▶ Extracted information:
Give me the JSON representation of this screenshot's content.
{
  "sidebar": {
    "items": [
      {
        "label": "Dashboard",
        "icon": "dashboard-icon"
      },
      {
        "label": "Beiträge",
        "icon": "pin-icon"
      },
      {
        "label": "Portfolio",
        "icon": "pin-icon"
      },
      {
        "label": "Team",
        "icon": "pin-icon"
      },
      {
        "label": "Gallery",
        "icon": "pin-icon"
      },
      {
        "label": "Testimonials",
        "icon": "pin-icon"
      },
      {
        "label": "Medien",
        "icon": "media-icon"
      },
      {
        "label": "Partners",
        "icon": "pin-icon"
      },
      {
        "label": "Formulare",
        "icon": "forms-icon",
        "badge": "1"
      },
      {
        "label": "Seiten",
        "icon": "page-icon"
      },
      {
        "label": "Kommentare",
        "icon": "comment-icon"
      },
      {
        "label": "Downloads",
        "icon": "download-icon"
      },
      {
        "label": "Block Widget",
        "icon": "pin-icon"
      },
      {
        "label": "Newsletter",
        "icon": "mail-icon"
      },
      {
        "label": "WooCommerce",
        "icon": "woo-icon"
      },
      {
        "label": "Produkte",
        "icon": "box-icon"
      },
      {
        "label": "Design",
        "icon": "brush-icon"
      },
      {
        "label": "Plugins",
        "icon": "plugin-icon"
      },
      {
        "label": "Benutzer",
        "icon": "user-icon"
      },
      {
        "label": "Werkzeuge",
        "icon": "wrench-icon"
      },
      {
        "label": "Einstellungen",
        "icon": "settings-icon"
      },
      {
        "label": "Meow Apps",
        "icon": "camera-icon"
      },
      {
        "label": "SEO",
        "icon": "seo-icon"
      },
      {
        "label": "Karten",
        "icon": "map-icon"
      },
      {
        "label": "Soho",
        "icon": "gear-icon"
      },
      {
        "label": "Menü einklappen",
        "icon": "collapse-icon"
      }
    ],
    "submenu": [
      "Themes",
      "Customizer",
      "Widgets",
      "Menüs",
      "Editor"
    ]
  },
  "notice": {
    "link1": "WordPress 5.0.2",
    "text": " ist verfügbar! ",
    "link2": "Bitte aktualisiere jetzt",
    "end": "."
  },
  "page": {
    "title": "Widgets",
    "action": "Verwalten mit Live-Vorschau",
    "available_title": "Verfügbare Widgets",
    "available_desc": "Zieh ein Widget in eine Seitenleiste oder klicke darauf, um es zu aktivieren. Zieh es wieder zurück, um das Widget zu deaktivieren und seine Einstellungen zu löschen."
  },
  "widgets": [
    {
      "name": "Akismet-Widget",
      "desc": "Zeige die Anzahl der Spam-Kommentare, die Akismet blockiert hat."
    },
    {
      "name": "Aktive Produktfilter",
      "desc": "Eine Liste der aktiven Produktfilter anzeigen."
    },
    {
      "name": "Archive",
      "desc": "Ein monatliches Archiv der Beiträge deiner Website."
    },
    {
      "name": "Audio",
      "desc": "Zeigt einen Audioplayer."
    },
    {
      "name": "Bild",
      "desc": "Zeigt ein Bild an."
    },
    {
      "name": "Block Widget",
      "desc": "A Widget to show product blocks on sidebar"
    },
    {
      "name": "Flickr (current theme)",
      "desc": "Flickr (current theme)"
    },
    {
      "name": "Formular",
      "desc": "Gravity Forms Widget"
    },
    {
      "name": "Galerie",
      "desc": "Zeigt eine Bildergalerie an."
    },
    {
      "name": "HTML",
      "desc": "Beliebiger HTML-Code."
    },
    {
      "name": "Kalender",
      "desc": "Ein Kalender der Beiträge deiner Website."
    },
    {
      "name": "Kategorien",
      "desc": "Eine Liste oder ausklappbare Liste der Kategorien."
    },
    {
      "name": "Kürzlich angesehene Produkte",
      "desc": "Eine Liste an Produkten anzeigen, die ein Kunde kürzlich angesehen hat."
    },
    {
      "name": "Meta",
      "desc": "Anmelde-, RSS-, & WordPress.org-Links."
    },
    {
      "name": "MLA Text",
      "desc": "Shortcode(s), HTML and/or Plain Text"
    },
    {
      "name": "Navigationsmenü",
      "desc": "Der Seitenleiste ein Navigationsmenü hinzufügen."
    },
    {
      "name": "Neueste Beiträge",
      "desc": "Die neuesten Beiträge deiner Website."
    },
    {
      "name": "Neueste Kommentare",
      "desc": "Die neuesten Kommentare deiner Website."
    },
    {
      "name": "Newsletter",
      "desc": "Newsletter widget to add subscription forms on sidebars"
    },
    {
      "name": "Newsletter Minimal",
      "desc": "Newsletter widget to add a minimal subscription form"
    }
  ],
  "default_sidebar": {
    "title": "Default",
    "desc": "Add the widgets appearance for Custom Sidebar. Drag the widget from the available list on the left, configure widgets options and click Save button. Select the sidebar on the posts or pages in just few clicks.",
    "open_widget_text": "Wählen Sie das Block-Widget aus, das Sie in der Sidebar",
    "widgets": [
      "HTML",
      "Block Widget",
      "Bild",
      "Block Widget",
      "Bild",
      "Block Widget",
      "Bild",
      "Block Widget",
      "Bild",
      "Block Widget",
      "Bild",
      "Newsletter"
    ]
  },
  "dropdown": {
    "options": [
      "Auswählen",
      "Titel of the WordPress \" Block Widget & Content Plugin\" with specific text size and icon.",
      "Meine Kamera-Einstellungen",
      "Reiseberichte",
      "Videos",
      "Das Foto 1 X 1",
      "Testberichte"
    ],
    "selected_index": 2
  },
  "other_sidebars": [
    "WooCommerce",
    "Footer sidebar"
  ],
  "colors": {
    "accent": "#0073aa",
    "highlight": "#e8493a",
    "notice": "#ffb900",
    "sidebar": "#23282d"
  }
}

▶ What you are asked to do: Using the data above, reproduce every line exactly.

▶ Written answer:
Give me the JSON representation of this screenshot's content.
{
  "sidebar": {
    "items": [
      {
        "label": "Dashboard",
        "icon": "dashboard-icon"
      },
      {
        "label": "Beiträge",
        "icon": "pin-icon"
      },
      {
        "label": "Portfolio",
        "icon": "pin-icon"
      },
      {
        "label": "Team",
        "icon": "pin-icon"
      },
      {
        "label": "Gallery",
        "icon": "pin-icon"
      },
      {
        "label": "Testimonials",
        "icon": "pin-icon"
      },
      {
        "label": "Medien",
        "icon": "media-icon"
      },
      {
        "label": "Partners",
        "icon": "pin-icon"
      },
      {
        "label": "Formulare",
        "icon": "forms-icon",
        "badge": "1"
      },
      {
        "label": "Seiten",
        "icon": "page-icon"
      },
      {
        "label": "Kommentare",
        "icon": "comment-icon"
      },
      {
        "label": "Downloads",
        "icon": "download-icon"
      },
      {
        "label": "Block Widget",
        "icon": "pin-icon"
      },
      {
        "label": "Newsletter",
        "icon": "mail-icon"
      },
      {
        "label": "WooCommerce",
        "icon": "woo-icon"
      },
      {
        "label": "Produkte",
        "icon": "box-icon"
      },
      {
        "label": "Design",
        "icon": "brush-icon"
      },
      {
        "label": "Plugins",
        "icon": "plugin-icon"
      },
      {
        "label": "Benutzer",
        "icon": "user-icon"
      },
      {
        "label": "Werkzeuge",
        "icon": "wrench-icon"
      },
      {
        "label": "Einstellungen",
        "icon": "settings-icon"
      },
      {
        "label": "Meow Apps",
        "icon": "camera-icon"
      },
      {
        "label": "SEO",
        "icon": "seo-icon"
      },
      {
        "label": "Karten",
        "icon": "map-icon"
      },
      {
        "label": "Soho",
        "icon": "gear-icon"
      },
      {
        "label": "Menü einklappen",
        "icon": "collapse-icon"
      }
    ],
    "submenu": [
      "Themes",
      "Customizer",
      "Widgets",
      "Menüs",
      "Editor"
    ]
  },
  "notice": {
    "link1": "WordPress 5.0.2",
    "text": " ist verfügbar! ",
    "link2": "Bitte aktualisiere jetzt",
    "end": "."
  },
  "page": {
    "title": "Widgets",
    "action": "Verwalten mit Live-Vorschau",
    "available_title": "Verfügbare Widgets",
    "available_desc": "Zieh ein Widget in eine Seitenleiste oder klicke darauf, um es zu aktivieren. Zieh es wieder zurück, um das Widget zu deaktivieren und seine Einstellungen zu löschen."
  },
  "widgets": [
    {
      "name": "Akismet-Widget",
      "desc": "Zeige die Anzahl der Spam-Kommentare, die Akismet blockiert hat."
    },
    {
      "name": "Aktive Produktfilter",
      "desc": "Eine Liste der aktiven Produktfilter anzeigen."
    },
    {
      "name": "Archive",
      "desc": "Ein monatliches Archiv der Beiträge deiner Website."
    },
    {
      "name": "Audio",
      "desc": "Zeigt einen Audioplayer."
    },
    {
      "name": "Bild",
      "desc": "Zeigt ein Bild an."
    },
    {
      "name": "Block Widget",
      "desc": "A Widget to show product blocks on sidebar"
    },
    {
      "name": "Flickr (current theme)",
      "desc": "Flickr (current theme)"
    },
    {
      "name": "Formular",
      "desc": "Gravity Forms Widget"
    },
    {
      "name": "Galerie",
      "desc": "Zeigt eine Bildergalerie an."
    },
    {
      "name": "HTML",
      "desc": "Beliebiger HTML-Code."
    },
    {
      "name": "Kalender",
      "desc": "Ein Kalender der Beiträge deiner Website."
    },
    {
      "name": "Kategorien",
      "desc": "Eine Liste oder ausklappbare Liste der Kategorien."
    },
    {
      "name": "Kürzlich angesehene Produkte",
      "desc": "Eine Liste an Produkten anzeigen, die ein Kunde kürzlich angesehen hat."
    },
    {
      "name": "Meta",
      "desc": "Anmelde-, RSS-, & WordPress.org-Links."
    },
    {
      "name": "MLA Text",
      "desc": "Shortcode(s), HTML and/or Plain Text"
    },
    {
      "name": "Navigationsmenü",
      "desc": "Der Seitenleiste ein Navigationsmenü hinzufügen."
    },
    {
      "name": "Neueste Beiträge",
      "desc": "Die neuesten Beiträge deiner Website."
    },
    {
      "name": "Neueste Kommentare",
      "desc": "Die neuesten Kommentare deiner Website."
    },
    {
      "name": "Newsletter",
      "desc": "Newsletter widget to add subscription forms on sidebars"
    },
    {
      "name": "Newsletter Minimal",
      "desc": "Newsletter widget to add a minimal subscription form"
    }
  ],
  "default_sidebar": {
    "title": "Default",
    "desc": "Add the widgets appearance for Custom Sidebar. Drag the widget from the available list on the left, configure widgets options and click Save button. Select the sidebar on the posts or pages in just few clicks.",
    "open_widget_text": "Wählen Sie das Block-Widget aus, das Sie in der Sidebar",
    "widgets": [
      "HTML",
      "Block Widget",
      "Bild",
      "Block Widget",
      "Bild",
      "Block Widget",
      "Bild",
      "Block Widget",
      "Bild",
      "Block Widget",
      "Bild",
      "Newsletter"
    ]
  },
  "dropdown": {
    "options": [
      "Auswählen",
      "Titel of the WordPress \" Block Widget & Content Plugin\" with specific text size and icon.",
      "Meine Kamera-Einstellungen",
      "Reiseberichte",
      "Videos",
      "Das Foto 1 X 1",
      "Testberichte"
    ],
    "selected_index": 2
  },
  "other_sidebars": [
    "WooCommerce",
    "Footer sidebar"
  ],
  "colors": {
    "accent": "#0073aa",
    "highlight": "#e8493a",
    "notice": "#ffb900",
    "sidebar": "#23282d"
  }
}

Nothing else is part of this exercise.